• What to produce:
Filter the lines below, copying only those with the string "صغره".

• Data provided:
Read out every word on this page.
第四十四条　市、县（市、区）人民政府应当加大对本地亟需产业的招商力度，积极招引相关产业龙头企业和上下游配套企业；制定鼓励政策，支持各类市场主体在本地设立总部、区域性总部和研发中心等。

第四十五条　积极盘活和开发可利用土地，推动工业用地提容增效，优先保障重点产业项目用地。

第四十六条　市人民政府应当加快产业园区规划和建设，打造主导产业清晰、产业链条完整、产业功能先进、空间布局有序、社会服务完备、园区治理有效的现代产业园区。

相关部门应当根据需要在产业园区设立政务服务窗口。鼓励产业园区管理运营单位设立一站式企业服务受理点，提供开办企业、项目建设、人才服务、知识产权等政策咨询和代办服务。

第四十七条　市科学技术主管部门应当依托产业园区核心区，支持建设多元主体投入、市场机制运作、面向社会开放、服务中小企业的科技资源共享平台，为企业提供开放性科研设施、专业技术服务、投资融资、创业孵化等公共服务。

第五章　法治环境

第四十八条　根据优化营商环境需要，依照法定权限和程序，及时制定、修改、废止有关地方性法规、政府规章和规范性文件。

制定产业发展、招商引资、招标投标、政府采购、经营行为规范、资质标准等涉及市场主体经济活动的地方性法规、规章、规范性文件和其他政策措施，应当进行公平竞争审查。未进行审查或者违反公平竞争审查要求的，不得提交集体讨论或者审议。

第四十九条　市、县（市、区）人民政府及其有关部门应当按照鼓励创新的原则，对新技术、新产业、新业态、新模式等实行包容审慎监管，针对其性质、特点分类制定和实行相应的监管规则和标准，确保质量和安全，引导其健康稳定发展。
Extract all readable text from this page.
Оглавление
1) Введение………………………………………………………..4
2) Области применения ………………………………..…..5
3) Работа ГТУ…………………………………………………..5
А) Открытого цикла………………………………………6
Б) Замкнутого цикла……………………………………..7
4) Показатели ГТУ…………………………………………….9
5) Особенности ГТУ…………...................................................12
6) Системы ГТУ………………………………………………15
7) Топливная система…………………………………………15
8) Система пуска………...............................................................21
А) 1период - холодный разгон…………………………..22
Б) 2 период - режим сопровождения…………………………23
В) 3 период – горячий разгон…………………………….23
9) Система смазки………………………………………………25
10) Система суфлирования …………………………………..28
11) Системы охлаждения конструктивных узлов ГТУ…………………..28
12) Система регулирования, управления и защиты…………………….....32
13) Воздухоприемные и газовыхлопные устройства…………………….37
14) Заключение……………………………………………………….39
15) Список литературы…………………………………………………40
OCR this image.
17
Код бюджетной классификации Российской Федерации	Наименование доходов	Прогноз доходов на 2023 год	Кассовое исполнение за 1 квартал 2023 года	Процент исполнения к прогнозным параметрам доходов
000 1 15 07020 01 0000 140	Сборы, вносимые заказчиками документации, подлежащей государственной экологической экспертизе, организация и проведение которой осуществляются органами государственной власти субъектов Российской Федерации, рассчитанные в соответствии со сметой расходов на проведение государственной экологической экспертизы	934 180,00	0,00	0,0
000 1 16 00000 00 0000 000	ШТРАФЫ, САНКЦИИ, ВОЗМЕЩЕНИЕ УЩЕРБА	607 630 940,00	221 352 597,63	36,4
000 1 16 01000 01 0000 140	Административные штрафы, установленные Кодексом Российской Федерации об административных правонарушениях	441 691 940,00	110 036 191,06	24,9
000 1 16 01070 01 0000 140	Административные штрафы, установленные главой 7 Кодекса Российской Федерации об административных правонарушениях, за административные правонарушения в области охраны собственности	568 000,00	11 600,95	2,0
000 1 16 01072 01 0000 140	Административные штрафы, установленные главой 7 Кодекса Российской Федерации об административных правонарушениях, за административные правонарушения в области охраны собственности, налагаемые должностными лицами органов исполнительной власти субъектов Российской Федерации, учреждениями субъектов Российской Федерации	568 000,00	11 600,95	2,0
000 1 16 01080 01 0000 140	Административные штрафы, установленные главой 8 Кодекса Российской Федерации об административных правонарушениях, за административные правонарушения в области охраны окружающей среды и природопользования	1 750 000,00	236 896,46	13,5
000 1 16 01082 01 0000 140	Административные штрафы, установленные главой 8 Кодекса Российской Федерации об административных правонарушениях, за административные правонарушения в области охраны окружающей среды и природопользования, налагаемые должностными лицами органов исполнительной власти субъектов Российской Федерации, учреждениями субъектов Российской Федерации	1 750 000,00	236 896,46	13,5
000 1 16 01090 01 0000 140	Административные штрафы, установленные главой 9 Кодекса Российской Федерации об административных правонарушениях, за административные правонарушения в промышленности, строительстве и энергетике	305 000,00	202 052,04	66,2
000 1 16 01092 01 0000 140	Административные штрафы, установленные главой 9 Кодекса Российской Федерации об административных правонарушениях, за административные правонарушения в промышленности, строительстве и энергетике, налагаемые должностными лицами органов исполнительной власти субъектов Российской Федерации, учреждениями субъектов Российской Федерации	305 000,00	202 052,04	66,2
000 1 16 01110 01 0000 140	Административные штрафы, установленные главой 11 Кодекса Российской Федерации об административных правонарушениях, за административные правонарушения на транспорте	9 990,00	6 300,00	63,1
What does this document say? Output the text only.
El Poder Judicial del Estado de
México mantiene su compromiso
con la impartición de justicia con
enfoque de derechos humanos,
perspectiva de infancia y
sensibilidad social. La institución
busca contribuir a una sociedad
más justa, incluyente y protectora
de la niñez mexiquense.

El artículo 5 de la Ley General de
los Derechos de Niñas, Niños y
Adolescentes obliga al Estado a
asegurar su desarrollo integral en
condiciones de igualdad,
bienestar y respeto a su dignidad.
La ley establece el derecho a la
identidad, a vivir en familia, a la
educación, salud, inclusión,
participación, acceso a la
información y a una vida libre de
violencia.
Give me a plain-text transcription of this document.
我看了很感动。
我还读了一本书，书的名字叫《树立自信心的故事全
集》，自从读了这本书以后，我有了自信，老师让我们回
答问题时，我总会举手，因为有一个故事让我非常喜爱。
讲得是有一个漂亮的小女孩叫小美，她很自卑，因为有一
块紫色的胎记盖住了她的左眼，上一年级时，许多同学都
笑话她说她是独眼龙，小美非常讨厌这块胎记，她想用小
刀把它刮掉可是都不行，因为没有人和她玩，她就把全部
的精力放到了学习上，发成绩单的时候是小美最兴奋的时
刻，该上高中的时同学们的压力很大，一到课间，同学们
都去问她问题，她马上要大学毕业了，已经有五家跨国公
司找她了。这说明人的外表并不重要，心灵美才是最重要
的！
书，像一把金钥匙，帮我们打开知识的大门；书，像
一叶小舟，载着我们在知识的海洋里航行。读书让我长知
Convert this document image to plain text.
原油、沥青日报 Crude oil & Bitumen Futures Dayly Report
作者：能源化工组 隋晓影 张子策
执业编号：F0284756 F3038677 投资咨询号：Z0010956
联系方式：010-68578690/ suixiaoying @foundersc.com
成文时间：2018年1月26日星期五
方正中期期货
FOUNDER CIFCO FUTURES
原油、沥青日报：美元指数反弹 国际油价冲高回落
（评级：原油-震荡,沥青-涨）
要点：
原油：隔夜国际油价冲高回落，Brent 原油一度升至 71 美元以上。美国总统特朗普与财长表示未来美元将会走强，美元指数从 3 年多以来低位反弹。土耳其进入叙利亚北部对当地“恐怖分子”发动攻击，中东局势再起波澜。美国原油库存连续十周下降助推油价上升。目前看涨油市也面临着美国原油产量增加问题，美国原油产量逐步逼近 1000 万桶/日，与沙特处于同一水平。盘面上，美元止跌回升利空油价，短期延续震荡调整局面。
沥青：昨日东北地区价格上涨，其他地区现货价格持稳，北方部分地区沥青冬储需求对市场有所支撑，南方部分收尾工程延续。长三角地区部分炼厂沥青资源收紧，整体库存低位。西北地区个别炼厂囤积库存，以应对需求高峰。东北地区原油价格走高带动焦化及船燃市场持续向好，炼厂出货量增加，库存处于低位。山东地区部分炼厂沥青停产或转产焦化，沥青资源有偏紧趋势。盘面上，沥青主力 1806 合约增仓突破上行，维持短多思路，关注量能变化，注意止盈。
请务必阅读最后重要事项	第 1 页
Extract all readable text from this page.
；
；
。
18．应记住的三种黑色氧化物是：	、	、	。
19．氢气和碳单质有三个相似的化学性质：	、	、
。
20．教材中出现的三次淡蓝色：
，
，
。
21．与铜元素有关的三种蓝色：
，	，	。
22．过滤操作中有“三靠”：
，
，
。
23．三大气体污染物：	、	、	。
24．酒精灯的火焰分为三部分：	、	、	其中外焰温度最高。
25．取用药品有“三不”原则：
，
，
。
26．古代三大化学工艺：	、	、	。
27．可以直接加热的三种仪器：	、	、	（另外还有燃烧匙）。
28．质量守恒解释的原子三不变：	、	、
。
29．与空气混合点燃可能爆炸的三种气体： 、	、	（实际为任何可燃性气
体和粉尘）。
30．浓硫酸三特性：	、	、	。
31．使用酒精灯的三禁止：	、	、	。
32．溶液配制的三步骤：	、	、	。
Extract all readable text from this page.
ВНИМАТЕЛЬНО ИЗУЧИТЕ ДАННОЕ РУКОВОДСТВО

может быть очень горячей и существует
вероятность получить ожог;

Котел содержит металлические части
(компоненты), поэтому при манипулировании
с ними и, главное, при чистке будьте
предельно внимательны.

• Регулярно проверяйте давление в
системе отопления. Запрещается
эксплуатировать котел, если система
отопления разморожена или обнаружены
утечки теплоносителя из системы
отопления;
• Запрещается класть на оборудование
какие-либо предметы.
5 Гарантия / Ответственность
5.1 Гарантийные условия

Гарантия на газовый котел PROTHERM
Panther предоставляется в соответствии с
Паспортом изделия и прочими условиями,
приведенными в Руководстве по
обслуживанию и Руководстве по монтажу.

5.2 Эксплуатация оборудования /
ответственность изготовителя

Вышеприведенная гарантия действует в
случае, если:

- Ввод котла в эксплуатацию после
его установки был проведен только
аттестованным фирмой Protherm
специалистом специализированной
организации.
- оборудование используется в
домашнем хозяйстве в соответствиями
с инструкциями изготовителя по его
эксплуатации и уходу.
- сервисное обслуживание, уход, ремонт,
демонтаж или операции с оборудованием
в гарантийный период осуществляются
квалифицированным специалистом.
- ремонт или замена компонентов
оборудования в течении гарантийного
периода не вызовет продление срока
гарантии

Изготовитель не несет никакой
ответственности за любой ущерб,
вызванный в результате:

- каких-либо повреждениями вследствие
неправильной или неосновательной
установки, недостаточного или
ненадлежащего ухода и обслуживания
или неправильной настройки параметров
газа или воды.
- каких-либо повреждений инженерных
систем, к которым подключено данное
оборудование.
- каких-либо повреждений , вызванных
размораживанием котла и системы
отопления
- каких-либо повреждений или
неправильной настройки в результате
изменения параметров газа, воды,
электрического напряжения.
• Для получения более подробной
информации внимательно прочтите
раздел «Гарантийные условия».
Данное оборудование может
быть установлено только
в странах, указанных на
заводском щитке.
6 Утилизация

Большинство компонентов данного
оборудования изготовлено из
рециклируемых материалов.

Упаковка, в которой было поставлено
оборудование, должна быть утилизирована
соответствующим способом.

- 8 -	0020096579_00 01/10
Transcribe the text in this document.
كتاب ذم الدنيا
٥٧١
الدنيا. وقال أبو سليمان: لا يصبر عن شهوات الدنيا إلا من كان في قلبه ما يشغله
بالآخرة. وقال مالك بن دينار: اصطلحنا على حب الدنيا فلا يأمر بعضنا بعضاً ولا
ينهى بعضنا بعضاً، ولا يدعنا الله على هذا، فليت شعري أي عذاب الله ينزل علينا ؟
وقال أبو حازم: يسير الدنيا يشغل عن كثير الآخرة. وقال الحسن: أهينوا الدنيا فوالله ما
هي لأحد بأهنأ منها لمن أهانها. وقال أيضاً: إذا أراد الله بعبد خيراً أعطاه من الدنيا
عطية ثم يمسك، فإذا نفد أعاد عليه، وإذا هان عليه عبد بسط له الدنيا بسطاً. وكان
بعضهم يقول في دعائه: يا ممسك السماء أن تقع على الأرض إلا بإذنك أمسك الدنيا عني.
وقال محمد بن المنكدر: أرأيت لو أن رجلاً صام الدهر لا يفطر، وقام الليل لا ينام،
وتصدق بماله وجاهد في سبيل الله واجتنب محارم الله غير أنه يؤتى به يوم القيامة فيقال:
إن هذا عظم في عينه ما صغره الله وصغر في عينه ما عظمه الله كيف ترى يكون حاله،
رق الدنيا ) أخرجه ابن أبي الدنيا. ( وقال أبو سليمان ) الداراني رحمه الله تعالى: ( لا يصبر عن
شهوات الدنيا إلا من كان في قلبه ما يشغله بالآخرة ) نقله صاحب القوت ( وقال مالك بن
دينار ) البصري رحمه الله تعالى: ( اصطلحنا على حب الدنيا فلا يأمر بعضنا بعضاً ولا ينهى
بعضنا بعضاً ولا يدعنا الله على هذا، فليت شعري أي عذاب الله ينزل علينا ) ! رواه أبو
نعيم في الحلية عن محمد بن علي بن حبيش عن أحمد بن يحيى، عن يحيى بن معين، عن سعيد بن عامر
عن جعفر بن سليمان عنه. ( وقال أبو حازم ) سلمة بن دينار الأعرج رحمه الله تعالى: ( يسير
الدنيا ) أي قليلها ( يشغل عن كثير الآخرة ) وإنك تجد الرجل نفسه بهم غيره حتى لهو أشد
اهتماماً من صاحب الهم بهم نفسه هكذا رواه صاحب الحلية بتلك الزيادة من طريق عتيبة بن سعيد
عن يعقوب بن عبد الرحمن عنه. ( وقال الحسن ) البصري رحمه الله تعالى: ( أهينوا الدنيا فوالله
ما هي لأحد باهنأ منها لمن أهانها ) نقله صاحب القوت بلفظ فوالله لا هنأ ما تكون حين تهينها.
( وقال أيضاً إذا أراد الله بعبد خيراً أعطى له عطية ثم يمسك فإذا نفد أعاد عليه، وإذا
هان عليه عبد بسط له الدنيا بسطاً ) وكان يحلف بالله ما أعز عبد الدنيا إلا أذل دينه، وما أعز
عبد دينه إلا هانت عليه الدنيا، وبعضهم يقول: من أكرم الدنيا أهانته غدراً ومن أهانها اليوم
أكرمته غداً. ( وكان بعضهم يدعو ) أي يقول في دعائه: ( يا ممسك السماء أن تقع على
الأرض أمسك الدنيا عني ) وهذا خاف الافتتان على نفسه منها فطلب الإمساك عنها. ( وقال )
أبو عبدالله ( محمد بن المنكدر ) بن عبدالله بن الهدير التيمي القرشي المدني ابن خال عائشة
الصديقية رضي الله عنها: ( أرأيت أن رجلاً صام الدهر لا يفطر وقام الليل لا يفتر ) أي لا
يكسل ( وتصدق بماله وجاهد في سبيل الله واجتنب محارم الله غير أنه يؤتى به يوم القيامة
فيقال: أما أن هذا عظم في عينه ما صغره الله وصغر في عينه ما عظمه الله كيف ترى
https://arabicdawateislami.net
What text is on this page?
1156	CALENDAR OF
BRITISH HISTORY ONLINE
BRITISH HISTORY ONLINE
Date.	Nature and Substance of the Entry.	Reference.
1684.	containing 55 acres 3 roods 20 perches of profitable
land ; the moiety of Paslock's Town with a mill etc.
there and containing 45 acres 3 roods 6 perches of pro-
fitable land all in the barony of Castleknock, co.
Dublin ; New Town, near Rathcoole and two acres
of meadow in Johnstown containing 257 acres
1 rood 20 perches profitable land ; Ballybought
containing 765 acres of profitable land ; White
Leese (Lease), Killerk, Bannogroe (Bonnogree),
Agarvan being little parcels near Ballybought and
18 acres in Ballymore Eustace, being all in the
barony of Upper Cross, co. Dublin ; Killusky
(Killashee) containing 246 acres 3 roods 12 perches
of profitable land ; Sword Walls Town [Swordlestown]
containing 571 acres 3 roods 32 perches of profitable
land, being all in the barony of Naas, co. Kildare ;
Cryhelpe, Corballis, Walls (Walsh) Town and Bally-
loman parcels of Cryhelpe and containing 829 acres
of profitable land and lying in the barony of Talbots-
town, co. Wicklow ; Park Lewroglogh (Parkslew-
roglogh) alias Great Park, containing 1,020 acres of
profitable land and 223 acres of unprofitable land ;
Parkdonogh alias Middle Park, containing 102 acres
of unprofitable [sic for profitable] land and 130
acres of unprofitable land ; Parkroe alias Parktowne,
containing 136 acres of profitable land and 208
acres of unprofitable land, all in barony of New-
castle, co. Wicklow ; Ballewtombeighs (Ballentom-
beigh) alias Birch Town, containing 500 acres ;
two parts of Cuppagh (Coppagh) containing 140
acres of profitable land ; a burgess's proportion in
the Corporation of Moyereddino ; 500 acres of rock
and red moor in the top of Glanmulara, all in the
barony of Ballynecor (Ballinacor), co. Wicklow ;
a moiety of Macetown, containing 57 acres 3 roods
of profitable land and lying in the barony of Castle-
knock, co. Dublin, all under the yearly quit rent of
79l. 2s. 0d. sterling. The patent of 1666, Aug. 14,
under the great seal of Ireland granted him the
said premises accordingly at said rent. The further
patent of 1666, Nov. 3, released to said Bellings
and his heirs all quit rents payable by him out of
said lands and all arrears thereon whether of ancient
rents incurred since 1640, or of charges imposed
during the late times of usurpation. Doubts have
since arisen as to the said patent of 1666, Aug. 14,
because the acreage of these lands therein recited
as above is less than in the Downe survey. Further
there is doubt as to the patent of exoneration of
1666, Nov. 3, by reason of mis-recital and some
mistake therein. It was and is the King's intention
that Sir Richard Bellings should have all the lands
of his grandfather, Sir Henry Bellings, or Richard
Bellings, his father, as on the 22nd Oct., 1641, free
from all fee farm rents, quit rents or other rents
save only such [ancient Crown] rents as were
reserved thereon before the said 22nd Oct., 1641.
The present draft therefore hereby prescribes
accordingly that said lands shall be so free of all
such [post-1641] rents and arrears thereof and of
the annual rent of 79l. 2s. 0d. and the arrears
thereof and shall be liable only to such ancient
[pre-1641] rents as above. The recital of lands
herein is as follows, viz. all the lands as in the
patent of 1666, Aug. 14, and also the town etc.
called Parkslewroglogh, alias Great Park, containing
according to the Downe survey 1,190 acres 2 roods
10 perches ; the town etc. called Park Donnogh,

• Problem solution:
إن هذا عظم في عينه ما صغره الله وصغر في عينه ما عظمه الله كيف ترى يكون حاله،
فيقال: أما أن هذا عظم في عينه ما صغره الله وصغر في عينه ما عظمه الله كيف ترى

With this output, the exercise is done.